Dataset excerpts
──────

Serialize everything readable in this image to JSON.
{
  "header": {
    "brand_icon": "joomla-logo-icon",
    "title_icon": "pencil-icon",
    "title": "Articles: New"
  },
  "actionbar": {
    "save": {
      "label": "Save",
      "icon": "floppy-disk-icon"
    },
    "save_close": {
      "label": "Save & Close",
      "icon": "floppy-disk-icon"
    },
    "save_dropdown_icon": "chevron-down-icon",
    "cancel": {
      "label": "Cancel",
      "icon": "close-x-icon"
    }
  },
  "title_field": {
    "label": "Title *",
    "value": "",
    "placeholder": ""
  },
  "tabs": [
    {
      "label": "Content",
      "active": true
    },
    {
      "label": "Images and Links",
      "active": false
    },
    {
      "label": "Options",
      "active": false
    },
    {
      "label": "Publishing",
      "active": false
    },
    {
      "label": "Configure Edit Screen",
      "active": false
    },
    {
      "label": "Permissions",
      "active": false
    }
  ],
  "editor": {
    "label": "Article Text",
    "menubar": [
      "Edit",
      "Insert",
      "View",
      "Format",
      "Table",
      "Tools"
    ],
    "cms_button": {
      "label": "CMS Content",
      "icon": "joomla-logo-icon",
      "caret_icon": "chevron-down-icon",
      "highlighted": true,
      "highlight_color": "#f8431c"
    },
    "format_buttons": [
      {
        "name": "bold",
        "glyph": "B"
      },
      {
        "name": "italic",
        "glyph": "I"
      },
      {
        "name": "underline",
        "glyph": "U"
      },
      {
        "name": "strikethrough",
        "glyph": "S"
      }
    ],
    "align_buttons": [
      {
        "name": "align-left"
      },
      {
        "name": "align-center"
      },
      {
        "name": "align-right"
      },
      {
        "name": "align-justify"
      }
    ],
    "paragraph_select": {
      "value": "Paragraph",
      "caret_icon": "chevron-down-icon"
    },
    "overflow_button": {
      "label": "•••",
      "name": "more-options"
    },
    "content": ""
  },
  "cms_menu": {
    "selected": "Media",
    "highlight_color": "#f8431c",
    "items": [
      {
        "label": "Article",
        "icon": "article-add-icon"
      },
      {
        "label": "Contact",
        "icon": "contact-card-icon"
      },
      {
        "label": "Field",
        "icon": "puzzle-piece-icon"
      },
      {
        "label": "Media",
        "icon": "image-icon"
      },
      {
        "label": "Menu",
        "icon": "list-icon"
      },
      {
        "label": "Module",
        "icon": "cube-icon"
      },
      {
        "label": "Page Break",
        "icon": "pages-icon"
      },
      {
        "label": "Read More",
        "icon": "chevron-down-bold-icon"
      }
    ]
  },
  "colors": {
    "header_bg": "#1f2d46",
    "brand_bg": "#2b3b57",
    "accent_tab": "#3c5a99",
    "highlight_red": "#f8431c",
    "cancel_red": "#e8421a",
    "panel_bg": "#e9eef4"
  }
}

──────

▶ **What the task asks**
Repeat the entries shown above, every one, word for word.

▶ **Problem solution**
Serialize everything readable in this image to JSON.
{
  "header": {
    "brand_icon": "joomla-logo-icon",
    "title_icon": "pencil-icon",
    "title": "Articles: New"
  },
  "actionbar": {
    "save": {
      "label": "Save",
      "icon": "floppy-disk-icon"
    },
    "save_close": {
      "label": "Save & Close",
      "icon": "floppy-disk-icon"
    },
    "save_dropdown_icon": "chevron-down-icon",
    "cancel": {
      "label": "Cancel",
      "icon": "close-x-icon"
    }
  },
  "title_field": {
    "label": "Title *",
    "value": "",
    "placeholder": ""
  },
  "tabs": [
    {
      "label": "Content",
      "active": true
    },
    {
      "label": "Images and Links",
      "active": false
    },
    {
      "label": "Options",
      "active": false
    },
    {
      "label": "Publishing",
      "active": false
    },
    {
      "label": "Configure Edit Screen",
      "active": false
    },
    {
      "label": "Permissions",
      "active": false
    }
  ],
  "editor": {
    "label": "Article Text",
    "menubar": [
      "Edit",
      "Insert",
      "View",
      "Format",
      "Table",
      "Tools"
    ],
    "cms_button": {
      "label": "CMS Content",
      "icon": "joomla-logo-icon",
      "caret_icon": "chevron-down-icon",
      "highlighted": true,
      "highlight_color": "#f8431c"
    },
    "format_buttons": [
      {
        "name": "bold",
        "glyph": "B"
      },
      {
        "name": "italic",
        "glyph": "I"
      },
      {
        "name": "underline",
        "glyph": "U"
      },
      {
        "name": "strikethrough",
        "glyph": "S"
      }
    ],
    "align_buttons": [
      {
        "name": "align-left"
      },
      {
        "name": "align-center"
      },
      {
        "name": "align-right"
      },
      {
        "name": "align-justify"
      }
    ],
    "paragraph_select": {
      "value": "Paragraph",
      "caret_icon": "chevron-down-icon"
    },
    "overflow_button": {
      "label": "•••",
      "name": "more-options"
    },
    "content": ""
  },
  "cms_menu": {
    "selected": "Media",
    "highlight_color": "#f8431c",
    "items": [
      {
        "label": "Article",
        "icon": "article-add-icon"
      },
      {
        "label": "Contact",
        "icon": "contact-card-icon"
      },
      {
        "label": "Field",
        "icon": "puzzle-piece-icon"
      },
      {
        "label": "Media",
        "icon": "image-icon"
      },
      {
        "label": "Menu",
        "icon": "list-icon"
      },
      {
        "label": "Module",
        "icon": "cube-icon"
      },
      {
        "label": "Page Break",
        "icon": "pages-icon"
      },
      {
        "label": "Read More",
        "icon": "chevron-down-bold-icon"
      }
    ]
  },
  "colors": {
    "header_bg": "#1f2d46",
    "brand_bg": "#2b3b57",
    "accent_tab": "#3c5a99",
    "highlight_red": "#f8431c",
    "cancel_red": "#e8421a",
    "panel_bg": "#e9eef4"
  }
}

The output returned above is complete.